[Given exercise]
Copy the records below, swapping every instance of "swell-patch" for "wave-patch" and leaving everything else as it is.

[Material for the task]
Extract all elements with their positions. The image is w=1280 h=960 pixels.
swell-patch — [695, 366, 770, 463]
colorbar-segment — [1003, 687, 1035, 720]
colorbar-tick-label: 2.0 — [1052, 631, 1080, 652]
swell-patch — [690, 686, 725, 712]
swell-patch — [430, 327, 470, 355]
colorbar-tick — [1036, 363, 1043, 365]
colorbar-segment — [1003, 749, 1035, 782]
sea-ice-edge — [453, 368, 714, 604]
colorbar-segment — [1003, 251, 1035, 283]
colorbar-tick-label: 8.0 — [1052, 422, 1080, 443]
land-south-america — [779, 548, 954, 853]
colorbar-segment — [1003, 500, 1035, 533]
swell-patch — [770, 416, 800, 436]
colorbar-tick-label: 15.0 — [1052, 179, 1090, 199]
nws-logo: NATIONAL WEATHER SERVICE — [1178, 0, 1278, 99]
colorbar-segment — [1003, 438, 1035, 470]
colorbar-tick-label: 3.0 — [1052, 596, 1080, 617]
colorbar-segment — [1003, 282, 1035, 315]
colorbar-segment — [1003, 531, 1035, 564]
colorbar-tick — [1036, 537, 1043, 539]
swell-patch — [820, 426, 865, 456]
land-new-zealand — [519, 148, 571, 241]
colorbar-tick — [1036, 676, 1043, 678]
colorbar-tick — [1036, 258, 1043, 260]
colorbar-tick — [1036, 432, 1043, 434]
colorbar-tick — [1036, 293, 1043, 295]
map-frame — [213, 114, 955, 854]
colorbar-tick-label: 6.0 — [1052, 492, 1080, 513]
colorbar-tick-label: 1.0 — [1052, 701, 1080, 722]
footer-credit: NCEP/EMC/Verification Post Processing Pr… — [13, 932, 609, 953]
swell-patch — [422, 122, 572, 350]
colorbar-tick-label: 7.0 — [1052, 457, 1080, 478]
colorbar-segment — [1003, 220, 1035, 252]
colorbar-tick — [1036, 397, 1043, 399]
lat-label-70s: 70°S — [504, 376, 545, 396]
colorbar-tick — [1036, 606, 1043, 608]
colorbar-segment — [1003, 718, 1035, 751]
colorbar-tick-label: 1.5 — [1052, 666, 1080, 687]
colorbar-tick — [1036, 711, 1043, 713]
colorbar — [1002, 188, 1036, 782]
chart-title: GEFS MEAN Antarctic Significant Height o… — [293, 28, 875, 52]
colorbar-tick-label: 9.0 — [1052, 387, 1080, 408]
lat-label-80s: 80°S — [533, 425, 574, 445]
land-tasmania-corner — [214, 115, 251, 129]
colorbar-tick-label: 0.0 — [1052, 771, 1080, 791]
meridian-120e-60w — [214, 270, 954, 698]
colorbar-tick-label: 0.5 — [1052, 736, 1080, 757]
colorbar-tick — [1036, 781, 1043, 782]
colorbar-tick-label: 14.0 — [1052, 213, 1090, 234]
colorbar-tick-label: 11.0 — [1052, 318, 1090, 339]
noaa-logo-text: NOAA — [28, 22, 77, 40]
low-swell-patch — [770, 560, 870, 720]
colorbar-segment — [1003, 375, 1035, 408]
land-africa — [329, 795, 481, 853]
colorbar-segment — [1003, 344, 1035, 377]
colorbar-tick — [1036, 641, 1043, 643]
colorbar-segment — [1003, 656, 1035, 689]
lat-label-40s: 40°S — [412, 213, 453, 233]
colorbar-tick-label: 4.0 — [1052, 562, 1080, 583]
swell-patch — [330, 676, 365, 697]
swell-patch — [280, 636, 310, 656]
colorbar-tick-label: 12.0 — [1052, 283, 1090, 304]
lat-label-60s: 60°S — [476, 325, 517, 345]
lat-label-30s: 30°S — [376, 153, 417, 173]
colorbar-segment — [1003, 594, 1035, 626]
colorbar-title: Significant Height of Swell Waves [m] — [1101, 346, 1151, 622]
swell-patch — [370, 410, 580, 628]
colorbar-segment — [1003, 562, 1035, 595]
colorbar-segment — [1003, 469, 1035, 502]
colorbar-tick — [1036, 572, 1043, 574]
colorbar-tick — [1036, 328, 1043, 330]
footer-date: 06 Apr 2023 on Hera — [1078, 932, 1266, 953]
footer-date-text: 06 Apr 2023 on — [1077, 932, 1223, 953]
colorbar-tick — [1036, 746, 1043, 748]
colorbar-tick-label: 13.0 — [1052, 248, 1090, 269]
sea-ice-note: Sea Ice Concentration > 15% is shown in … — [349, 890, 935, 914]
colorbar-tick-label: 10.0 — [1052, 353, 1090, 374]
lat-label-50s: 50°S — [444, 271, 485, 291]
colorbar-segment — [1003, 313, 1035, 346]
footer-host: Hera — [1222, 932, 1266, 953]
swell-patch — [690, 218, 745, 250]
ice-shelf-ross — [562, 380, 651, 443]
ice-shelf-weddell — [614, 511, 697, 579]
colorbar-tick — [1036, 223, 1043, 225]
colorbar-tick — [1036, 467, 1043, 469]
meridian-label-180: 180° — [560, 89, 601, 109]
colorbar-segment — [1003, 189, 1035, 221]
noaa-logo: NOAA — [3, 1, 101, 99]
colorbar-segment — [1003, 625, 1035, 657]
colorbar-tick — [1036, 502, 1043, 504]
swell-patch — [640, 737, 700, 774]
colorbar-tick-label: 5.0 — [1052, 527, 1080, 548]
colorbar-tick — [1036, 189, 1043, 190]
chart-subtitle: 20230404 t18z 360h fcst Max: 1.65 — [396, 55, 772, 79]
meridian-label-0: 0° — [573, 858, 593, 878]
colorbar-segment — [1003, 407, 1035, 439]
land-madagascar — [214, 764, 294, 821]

[Solution to the exercise]
Extract all elements with their positions. The image is w=1280 h=960 pixels.
wave-patch — [695, 366, 770, 463]
colorbar-segment — [1003, 687, 1035, 720]
colorbar-tick-label: 2.0 — [1052, 631, 1080, 652]
wave-patch — [690, 686, 725, 712]
wave-patch — [430, 327, 470, 355]
colorbar-tick — [1036, 363, 1043, 365]
colorbar-segment — [1003, 749, 1035, 782]
sea-ice-edge — [453, 368, 714, 604]
colorbar-segment — [1003, 251, 1035, 283]
colorbar-tick-label: 8.0 — [1052, 422, 1080, 443]
land-south-america — [779, 548, 954, 853]
colorbar-segment — [1003, 500, 1035, 533]
wave-patch — [770, 416, 800, 436]
colorbar-tick-label: 15.0 — [1052, 179, 1090, 199]
nws-logo: NATIONAL WEATHER SERVICE — [1178, 0, 1278, 99]
colorbar-segment — [1003, 438, 1035, 470]
colorbar-tick-label: 3.0 — [1052, 596, 1080, 617]
colorbar-segment — [1003, 282, 1035, 315]
colorbar-segment — [1003, 531, 1035, 564]
colorbar-tick — [1036, 537, 1043, 539]
wave-patch — [820, 426, 865, 456]
land-new-zealand — [519, 148, 571, 241]
colorbar-tick — [1036, 676, 1043, 678]
colorbar-tick — [1036, 258, 1043, 260]
colorbar-tick — [1036, 432, 1043, 434]
colorbar-tick — [1036, 293, 1043, 295]
map-frame — [213, 114, 955, 854]
colorbar-tick-label: 6.0 — [1052, 492, 1080, 513]
colorbar-tick-label: 1.0 — [1052, 701, 1080, 722]
footer-credit: NCEP/EMC/Verification Post Processing Pr… — [13, 932, 609, 953]
wave-patch — [422, 122, 572, 350]
colorbar-tick-label: 7.0 — [1052, 457, 1080, 478]
colorbar-segment — [1003, 220, 1035, 252]
colorbar-tick — [1036, 397, 1043, 399]
lat-label-70s: 70°S — [504, 376, 545, 396]
colorbar-tick — [1036, 606, 1043, 608]
colorbar-segment — [1003, 718, 1035, 751]
colorbar-tick-label: 1.5 — [1052, 666, 1080, 687]
colorbar-tick — [1036, 711, 1043, 713]
colorbar — [1002, 188, 1036, 782]
chart-title: GEFS MEAN Antarctic Significant Height o… — [293, 28, 875, 52]
colorbar-tick-label: 9.0 — [1052, 387, 1080, 408]
lat-label-80s: 80°S — [533, 425, 574, 445]
land-tasmania-corner — [214, 115, 251, 129]
colorbar-tick-label: 0.0 — [1052, 771, 1080, 791]
meridian-120e-60w — [214, 270, 954, 698]
colorbar-tick-label: 0.5 — [1052, 736, 1080, 757]
colorbar-tick — [1036, 781, 1043, 782]
colorbar-tick-label: 14.0 — [1052, 213, 1090, 234]
colorbar-tick-label: 11.0 — [1052, 318, 1090, 339]
noaa-logo-text: NOAA — [28, 22, 77, 40]
low-wave-patch — [770, 560, 870, 720]
colorbar-segment — [1003, 375, 1035, 408]
land-africa — [329, 795, 481, 853]
colorbar-segment — [1003, 344, 1035, 377]
colorbar-tick — [1036, 641, 1043, 643]
colorbar-segment — [1003, 656, 1035, 689]
lat-label-40s: 40°S — [412, 213, 453, 233]
colorbar-tick-label: 4.0 — [1052, 562, 1080, 583]
wave-patch — [330, 676, 365, 697]
wave-patch — [280, 636, 310, 656]
colorbar-tick-label: 12.0 — [1052, 283, 1090, 304]
lat-label-60s: 60°S — [476, 325, 517, 345]
lat-label-30s: 30°S — [376, 153, 417, 173]
colorbar-segment — [1003, 594, 1035, 626]
colorbar-title: Significant Height of Swell Waves [m] — [1101, 346, 1151, 622]
wave-patch — [370, 410, 580, 628]
colorbar-segment — [1003, 562, 1035, 595]
colorbar-segment — [1003, 469, 1035, 502]
colorbar-tick — [1036, 572, 1043, 574]
colorbar-tick — [1036, 328, 1043, 330]
footer-date: 06 Apr 2023 on Hera — [1078, 932, 1266, 953]
footer-date-text: 06 Apr 2023 on — [1077, 932, 1223, 953]
colorbar-tick — [1036, 746, 1043, 748]
colorbar-tick-label: 13.0 — [1052, 248, 1090, 269]
sea-ice-note: Sea Ice Concentration > 15% is shown in … — [349, 890, 935, 914]
colorbar-tick-label: 10.0 — [1052, 353, 1090, 374]
lat-label-50s: 50°S — [444, 271, 485, 291]
colorbar-segment — [1003, 313, 1035, 346]
footer-host: Hera — [1222, 932, 1266, 953]
wave-patch — [690, 218, 745, 250]
ice-shelf-ross — [562, 380, 651, 443]
ice-shelf-weddell — [614, 511, 697, 579]
colorbar-tick — [1036, 223, 1043, 225]
colorbar-tick — [1036, 467, 1043, 469]
meridian-label-180: 180° — [560, 89, 601, 109]
colorbar-segment — [1003, 189, 1035, 221]
noaa-logo: NOAA — [3, 1, 101, 99]
colorbar-segment — [1003, 625, 1035, 657]
colorbar-tick — [1036, 502, 1043, 504]
wave-patch — [640, 737, 700, 774]
colorbar-tick-label: 5.0 — [1052, 527, 1080, 548]
colorbar-tick — [1036, 189, 1043, 190]
chart-subtitle: 20230404 t18z 360h fcst Max: 1.65 — [396, 55, 772, 79]
meridian-label-0: 0° — [573, 858, 593, 878]
colorbar-segment — [1003, 407, 1035, 439]
land-madagascar — [214, 764, 294, 821]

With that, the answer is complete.